--- START PROVIDED MATERIAL ---

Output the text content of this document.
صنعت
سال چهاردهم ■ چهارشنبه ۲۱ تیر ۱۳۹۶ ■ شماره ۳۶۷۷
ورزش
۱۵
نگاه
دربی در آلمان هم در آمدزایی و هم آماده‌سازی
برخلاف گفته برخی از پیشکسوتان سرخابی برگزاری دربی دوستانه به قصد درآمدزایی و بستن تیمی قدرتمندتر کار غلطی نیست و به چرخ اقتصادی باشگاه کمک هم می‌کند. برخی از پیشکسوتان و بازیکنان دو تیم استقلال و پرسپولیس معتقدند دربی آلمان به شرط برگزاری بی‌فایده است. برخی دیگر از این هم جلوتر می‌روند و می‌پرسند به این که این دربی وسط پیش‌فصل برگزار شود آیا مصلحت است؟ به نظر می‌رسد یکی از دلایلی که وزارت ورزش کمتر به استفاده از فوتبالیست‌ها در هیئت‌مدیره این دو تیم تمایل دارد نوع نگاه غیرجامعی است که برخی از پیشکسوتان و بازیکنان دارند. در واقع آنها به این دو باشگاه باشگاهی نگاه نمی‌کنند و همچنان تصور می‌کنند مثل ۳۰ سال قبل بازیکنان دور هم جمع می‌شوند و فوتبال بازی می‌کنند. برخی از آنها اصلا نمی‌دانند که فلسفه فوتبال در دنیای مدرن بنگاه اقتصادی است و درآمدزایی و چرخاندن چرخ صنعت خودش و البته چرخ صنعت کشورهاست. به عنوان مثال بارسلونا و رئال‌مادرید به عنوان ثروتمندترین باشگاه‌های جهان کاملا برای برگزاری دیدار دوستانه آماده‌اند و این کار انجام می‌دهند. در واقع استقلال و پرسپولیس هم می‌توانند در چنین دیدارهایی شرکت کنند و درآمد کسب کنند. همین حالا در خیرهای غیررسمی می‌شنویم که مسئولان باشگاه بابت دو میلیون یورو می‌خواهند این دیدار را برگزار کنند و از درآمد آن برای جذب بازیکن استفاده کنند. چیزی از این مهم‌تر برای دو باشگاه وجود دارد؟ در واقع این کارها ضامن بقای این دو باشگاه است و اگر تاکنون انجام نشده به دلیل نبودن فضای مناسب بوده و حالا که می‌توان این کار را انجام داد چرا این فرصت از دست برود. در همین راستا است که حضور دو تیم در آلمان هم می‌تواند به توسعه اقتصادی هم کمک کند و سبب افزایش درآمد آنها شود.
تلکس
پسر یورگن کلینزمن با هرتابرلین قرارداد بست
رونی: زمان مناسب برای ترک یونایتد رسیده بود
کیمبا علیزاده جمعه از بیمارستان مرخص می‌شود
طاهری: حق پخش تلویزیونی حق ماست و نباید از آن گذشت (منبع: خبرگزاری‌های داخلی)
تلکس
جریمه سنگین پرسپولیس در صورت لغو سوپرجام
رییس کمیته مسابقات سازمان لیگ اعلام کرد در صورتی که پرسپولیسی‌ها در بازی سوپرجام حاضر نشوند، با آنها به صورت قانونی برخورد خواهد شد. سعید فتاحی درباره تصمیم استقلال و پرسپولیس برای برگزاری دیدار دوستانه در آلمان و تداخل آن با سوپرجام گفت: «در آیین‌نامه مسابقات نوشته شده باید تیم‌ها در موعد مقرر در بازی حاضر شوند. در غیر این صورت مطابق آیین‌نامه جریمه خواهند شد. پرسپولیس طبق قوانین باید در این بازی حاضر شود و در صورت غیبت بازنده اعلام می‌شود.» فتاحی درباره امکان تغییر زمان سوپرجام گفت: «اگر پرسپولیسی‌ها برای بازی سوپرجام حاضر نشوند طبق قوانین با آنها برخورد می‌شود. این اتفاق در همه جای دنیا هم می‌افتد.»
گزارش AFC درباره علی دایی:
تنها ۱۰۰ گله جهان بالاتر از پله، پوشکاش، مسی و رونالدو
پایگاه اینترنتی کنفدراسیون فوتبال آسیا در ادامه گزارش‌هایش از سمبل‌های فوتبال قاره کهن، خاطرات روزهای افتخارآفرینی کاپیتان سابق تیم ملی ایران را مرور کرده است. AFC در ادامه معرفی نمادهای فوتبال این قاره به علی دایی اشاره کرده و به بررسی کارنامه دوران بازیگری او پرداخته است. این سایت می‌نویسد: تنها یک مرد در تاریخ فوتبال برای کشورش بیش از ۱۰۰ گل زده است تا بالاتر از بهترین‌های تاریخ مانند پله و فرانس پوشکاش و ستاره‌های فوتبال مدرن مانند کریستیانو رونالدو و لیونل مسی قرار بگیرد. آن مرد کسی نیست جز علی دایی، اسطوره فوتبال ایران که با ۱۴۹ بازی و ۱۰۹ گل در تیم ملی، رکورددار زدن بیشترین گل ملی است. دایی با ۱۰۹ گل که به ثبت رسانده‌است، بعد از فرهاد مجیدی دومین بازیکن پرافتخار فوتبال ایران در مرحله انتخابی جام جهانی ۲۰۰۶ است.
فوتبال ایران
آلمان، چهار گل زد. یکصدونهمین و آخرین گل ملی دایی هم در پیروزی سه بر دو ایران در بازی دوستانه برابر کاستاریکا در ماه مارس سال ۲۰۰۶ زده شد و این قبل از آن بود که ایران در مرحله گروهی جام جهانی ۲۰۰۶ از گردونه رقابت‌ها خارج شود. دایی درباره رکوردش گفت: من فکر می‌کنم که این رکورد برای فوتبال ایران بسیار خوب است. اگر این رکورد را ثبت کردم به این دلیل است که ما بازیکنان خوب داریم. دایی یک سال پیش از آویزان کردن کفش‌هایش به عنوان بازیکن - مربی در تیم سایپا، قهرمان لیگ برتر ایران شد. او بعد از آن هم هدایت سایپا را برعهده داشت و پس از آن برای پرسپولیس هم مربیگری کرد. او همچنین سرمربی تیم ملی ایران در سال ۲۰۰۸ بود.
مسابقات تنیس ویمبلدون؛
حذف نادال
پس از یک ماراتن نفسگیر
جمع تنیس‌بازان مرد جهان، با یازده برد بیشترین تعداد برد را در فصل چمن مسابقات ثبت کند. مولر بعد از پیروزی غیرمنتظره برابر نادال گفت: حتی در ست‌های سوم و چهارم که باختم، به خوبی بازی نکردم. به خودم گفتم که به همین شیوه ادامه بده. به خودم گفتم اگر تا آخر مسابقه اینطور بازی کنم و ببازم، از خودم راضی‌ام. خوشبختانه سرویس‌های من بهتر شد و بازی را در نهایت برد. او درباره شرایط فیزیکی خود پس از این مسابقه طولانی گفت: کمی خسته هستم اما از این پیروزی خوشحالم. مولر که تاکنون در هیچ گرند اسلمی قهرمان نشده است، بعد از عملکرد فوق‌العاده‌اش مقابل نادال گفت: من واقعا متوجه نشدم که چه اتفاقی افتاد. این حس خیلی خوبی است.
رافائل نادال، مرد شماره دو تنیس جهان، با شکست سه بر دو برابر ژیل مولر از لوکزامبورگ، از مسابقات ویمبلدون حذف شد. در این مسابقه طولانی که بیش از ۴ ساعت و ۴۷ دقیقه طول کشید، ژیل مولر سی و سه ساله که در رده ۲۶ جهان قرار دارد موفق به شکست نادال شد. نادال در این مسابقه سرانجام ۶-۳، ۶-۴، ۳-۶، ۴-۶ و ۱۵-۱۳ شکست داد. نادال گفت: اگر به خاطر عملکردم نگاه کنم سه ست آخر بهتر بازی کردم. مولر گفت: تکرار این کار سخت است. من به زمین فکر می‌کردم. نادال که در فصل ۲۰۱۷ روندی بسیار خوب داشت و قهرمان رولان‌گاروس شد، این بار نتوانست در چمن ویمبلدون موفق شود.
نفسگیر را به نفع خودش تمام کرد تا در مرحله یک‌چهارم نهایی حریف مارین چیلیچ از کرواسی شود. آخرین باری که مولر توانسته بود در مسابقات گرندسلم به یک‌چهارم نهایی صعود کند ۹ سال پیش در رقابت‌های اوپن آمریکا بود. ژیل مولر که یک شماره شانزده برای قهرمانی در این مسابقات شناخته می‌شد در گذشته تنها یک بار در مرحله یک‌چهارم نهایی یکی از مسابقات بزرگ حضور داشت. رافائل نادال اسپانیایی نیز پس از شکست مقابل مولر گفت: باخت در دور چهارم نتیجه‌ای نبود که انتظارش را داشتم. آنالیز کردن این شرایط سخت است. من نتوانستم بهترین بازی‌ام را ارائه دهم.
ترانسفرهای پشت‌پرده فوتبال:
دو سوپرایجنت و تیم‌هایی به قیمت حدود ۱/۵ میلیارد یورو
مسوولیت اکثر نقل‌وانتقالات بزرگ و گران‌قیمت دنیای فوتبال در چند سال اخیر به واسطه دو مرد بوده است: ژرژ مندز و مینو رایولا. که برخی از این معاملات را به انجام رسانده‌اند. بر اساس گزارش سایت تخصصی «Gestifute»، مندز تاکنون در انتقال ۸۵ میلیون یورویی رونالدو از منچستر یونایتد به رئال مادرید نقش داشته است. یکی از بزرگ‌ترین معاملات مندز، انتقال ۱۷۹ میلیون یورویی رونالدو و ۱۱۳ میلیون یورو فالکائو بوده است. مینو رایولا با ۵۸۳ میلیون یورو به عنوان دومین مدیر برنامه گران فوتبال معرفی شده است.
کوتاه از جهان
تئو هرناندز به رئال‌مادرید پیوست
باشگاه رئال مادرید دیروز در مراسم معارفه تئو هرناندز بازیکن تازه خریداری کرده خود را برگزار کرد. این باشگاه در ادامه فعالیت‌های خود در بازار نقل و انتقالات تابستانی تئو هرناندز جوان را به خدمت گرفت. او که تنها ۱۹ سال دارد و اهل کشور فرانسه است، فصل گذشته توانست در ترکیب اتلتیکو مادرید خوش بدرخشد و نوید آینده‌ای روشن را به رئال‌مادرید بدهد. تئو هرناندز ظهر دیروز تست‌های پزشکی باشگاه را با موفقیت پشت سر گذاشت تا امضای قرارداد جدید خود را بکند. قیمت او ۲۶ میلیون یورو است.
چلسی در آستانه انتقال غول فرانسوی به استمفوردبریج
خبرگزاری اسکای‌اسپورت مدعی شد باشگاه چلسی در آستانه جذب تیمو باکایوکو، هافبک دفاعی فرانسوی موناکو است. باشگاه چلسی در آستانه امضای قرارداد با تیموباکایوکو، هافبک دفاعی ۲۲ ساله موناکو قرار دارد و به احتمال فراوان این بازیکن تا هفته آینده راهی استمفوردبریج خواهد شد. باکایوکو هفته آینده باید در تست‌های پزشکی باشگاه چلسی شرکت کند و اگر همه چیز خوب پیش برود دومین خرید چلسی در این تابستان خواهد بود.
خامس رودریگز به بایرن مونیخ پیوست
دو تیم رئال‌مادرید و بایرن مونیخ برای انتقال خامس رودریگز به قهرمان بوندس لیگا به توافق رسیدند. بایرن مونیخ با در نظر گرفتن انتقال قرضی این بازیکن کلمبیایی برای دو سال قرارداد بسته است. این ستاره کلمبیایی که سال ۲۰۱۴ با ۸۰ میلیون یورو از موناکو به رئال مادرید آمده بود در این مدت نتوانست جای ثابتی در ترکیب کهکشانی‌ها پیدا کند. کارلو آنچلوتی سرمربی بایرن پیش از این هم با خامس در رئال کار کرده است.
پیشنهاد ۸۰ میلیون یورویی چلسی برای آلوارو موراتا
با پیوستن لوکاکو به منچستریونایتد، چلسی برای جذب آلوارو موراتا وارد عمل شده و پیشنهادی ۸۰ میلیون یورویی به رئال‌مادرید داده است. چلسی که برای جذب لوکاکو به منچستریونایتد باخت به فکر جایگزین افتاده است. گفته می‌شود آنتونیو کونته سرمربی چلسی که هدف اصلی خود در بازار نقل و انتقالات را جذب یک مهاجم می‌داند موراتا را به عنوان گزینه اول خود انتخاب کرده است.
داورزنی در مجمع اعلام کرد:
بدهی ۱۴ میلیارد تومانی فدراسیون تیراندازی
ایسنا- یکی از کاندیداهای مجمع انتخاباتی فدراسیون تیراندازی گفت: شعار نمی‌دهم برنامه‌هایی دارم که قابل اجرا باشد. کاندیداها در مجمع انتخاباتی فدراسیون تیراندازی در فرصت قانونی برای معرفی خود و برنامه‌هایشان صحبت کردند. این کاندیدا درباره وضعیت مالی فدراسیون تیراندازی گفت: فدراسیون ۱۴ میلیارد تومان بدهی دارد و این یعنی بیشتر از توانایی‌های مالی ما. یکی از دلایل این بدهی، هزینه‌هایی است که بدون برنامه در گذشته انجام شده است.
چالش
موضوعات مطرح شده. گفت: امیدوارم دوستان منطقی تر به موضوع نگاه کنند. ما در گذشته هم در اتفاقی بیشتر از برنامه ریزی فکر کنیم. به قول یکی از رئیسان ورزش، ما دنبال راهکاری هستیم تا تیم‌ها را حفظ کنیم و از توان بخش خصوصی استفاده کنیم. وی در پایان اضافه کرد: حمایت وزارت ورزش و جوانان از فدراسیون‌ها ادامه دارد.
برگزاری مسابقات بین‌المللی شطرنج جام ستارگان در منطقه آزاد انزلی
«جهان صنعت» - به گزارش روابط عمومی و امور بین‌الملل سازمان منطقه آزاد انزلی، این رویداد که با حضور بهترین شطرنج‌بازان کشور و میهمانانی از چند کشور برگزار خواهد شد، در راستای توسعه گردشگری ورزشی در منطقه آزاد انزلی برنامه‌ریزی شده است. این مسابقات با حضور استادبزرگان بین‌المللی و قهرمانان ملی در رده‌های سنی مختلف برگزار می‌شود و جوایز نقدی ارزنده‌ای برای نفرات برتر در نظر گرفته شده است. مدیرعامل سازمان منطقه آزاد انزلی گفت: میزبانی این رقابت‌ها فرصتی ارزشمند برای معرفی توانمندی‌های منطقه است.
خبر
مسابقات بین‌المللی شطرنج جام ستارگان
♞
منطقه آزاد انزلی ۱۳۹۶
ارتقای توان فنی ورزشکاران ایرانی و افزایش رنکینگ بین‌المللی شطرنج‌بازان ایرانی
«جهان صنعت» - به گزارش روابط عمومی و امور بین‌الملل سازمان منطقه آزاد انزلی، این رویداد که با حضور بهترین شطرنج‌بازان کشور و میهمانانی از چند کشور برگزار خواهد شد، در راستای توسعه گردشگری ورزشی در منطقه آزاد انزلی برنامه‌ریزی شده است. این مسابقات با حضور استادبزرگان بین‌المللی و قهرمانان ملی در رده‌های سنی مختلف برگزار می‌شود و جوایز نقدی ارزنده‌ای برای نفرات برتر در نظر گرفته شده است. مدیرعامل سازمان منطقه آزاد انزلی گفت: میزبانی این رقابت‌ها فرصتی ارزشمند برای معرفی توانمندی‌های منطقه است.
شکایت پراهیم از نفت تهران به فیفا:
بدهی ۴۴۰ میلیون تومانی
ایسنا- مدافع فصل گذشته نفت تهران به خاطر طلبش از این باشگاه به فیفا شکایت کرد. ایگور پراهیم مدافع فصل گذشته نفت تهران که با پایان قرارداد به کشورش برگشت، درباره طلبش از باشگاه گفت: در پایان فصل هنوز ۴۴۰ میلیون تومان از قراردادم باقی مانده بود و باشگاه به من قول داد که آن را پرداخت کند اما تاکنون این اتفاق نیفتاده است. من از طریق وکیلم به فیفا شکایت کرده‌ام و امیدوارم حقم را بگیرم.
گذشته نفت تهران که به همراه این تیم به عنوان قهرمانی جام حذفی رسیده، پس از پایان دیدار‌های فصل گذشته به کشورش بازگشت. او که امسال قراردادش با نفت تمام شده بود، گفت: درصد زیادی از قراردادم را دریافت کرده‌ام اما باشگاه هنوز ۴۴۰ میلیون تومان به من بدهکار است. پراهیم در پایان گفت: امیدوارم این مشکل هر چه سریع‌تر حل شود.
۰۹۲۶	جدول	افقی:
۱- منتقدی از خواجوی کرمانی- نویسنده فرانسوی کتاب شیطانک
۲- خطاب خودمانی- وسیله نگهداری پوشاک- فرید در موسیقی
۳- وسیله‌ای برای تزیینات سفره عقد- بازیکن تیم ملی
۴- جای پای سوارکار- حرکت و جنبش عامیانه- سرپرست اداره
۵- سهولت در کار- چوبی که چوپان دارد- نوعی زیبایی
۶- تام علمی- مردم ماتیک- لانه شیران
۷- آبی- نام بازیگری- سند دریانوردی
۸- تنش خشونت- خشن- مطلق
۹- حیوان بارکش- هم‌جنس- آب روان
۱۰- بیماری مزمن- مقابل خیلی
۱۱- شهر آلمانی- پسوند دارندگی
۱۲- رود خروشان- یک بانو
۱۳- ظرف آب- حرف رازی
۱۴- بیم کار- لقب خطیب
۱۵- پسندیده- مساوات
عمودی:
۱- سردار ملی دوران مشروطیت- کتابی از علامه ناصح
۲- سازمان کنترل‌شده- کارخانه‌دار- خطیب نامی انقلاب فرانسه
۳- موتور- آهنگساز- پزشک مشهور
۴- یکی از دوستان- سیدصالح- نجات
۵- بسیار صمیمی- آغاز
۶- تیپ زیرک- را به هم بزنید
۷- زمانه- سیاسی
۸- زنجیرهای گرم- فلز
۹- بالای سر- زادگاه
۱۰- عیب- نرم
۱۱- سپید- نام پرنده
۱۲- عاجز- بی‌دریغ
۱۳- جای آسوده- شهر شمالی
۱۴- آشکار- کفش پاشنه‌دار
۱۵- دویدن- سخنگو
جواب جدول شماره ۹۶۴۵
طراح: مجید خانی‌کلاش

--- END PROVIDED MATERIAL ---

Identify and list each line with the word "ویمبلدون".

__RESULT OF THIS TASK__.
مسابقات تنیس ویمبلدون؛
رافائل نادال، مرد شماره دو تنیس جهان، با شکست سه بر دو برابر ژیل مولر از لوکزامبورگ، از مسابقات ویمبلدون حذف شد. در این مسابقه طولانی که بیش از ۴ ساعت و ۴۷ دقیقه طول کشید، ژیل مولر سی و سه ساله که در رده ۲۶ جهان قرار دارد موفق به شکست نادال شد. نادال در این مسابقه سرانجام ۶-۳، ۶-۴، ۳-۶، ۴-۶ و ۱۵-۱۳ شکست داد. نادال گفت: اگر به خاطر عملکردم نگاه کنم سه ست آخر بهتر بازی کردم. مولر گفت: تکرار این کار سخت است. من به زمین فکر می‌کردم. نادال که در فصل ۲۰۱۷ روندی بسیار خوب داشت و قهرمان رولان‌گاروس شد، این بار نتوانست در چمن ویمبلدون موفق شود.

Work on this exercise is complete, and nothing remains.